Stated task: Count how many lines of the material contain the string "nhiệt", then give that number and nothing more.

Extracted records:

--- Start ---

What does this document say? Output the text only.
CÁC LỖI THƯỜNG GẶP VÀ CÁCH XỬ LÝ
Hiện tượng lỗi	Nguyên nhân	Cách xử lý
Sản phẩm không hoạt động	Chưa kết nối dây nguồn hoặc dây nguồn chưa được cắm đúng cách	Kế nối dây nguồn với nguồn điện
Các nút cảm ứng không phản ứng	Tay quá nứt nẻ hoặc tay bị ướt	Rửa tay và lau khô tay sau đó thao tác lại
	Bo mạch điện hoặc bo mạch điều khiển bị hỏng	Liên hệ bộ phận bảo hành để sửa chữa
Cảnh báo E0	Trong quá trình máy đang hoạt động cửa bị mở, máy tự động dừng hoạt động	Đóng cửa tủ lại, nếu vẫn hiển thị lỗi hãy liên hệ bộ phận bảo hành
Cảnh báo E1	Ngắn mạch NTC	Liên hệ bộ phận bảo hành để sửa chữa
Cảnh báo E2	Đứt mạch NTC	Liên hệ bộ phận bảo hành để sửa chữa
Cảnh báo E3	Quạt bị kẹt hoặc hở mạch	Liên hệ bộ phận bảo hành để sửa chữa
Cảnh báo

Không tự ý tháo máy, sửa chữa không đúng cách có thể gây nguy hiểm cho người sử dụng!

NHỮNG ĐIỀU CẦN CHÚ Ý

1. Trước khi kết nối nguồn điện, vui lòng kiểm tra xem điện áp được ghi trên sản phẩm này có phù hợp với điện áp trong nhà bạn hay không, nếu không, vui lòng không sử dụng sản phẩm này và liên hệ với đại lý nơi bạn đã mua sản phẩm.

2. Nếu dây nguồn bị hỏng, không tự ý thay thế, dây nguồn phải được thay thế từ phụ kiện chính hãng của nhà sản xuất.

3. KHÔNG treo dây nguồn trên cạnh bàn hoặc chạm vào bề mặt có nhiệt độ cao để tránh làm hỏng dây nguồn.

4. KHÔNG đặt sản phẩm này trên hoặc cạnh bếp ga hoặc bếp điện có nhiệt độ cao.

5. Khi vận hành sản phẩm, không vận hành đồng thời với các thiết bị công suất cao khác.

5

--- End ---
--- Start ---

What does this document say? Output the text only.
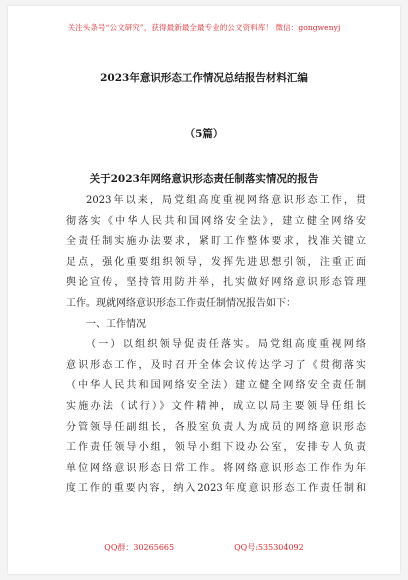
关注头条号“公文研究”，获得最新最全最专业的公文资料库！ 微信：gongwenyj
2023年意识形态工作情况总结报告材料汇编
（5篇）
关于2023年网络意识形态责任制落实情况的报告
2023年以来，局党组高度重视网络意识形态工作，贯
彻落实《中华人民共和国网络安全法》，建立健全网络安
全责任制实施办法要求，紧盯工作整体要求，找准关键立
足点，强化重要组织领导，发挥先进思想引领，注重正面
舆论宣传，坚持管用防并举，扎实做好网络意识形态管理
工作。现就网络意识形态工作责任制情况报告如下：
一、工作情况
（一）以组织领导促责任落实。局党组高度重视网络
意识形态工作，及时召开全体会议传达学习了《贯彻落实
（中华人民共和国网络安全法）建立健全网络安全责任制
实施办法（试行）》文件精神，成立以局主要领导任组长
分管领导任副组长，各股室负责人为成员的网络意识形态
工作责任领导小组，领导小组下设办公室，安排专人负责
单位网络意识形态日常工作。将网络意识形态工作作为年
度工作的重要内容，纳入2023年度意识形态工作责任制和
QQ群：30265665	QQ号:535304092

--- End ---

Answer in full: 2